DOCUMENT TEXT.
%%

Advertisement

New, More Expensive Heart Drug Outpaces Old Medicine in Test : Cardiology: Treatment using t-PA reduced deaths by as much as 14% over Streptokinase, researchers find. But debate continues over the merits of the two clot-busting drugs.

Share via
TIMES MEDICAL WRITER

One drug is old, the other new. Both are so-called clot-busters, designed to save the lives of heart attack victims by clearing blocked arteries. One costs an average of $200 a dose; the other $2,200. And for six years, cardiologists have argued over which works better.

On Friday in Washington, researchers said they have settled the long-running controversy with the world’s largest heart attack study. They found that a novel treatment employing t-PA, the newer and more expensive of the two “thrombolytic agents,” reduced deaths as much as 14% over Streptokinase, the other treatment.

“With this strategy there was no question about the benefits,” Dr. Eric J. Topol, chairman of the study and a professor of cardiology at the Cleveland Clinic Foundation, declared in announcing the long-awaited results. “We hope to put to rest the battle of the thrombolytics.”

%%

STUDY MATERIAL.
%%

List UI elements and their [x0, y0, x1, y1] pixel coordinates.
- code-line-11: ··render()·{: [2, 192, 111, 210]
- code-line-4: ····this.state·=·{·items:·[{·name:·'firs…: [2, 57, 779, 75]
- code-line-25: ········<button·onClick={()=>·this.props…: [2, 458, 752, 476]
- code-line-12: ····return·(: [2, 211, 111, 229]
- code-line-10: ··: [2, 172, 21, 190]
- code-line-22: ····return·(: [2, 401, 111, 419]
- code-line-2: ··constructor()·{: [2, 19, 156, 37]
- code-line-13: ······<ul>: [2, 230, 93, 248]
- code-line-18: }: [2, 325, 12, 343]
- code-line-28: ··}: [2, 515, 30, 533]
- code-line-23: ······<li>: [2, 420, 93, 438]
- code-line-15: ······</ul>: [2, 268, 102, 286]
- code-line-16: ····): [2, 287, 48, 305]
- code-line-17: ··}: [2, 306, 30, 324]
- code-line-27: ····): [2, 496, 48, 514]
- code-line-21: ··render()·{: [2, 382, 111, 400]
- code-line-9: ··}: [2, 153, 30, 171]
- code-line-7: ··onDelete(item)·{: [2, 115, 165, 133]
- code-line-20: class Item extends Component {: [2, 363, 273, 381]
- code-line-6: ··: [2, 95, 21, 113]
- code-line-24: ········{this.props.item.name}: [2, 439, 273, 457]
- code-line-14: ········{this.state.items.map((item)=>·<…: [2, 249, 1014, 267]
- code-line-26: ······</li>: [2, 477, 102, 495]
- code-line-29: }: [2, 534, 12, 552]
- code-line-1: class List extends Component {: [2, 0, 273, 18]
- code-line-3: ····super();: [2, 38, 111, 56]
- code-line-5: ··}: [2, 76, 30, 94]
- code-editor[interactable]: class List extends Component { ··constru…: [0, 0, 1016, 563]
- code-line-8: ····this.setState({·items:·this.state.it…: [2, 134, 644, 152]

%%

PROBLEM SET.
1. List every distinct figure that the heart drug article gives, whether an amount of money, a percentage or a span of time.
2. Say whether each statement agrees with the heart drug article, answering yes or no and quoting the words that decide it:
(a) t-PA is the older of the two drugs.
(b) The results were announced in Washington.
(c) Dr. Eric J. Topol is a professor of cardiology at the Cleveland Clinic Foundation.
3. Please extend the heart drug article past its final sentence.

ANSWERS BY ITEM.
1.
- $200
- $2,200
- six years
- 14%

2.
(a) No: "t-PA, the newer and more expensive of the two “thrombolytic agents,”"
(b) Yes: "On Friday in Washington, researchers said they have settled the long-running controversy"
(c) Yes: "a professor of cardiology at the Cleveland Clinic Foundation"

3.
Advertisement

But the debate refused to subside, as the manufacturer of the cheaper drug, Streptokinase, suggested the study was of minimal importance and may have been biased by “critical protocol violations.” The company, Astra Pharmaceutical Products, said previous research showing little difference between the two drugs should remain the “gold standard.”

The financing of the study has also created controversy, with an Astra spokeswoman suggesting in recent days that the research was designed to favor t-PA’s manufacturer--South San Francisco-based Genentech, which footed $55 million of the $65-million bill for the study. Topol, anticipating such criticism, opened Friday’s news conference by saying the research employed stringent protections against conflict of interest.

Called GUSTO--Global Utilization of Streptokinase and t-PA for Occluded Arteries--the massive, three-year clinical trial looked at 41,021 heart attack victims in 1,100 hospitals in 16 nations. The patients were as old as 110--an Israeli man who survived and is now 111--and as young as 19.

Advertisement

The results are expected to have a significant impact on the treatment of emergency heart attack patients around the world. The outcome is of particular interest in the United States, where doctors have tended to favor the more expensive drug even amid concerns over soaring health care costs. In Europe, more doctors use Streptokinase.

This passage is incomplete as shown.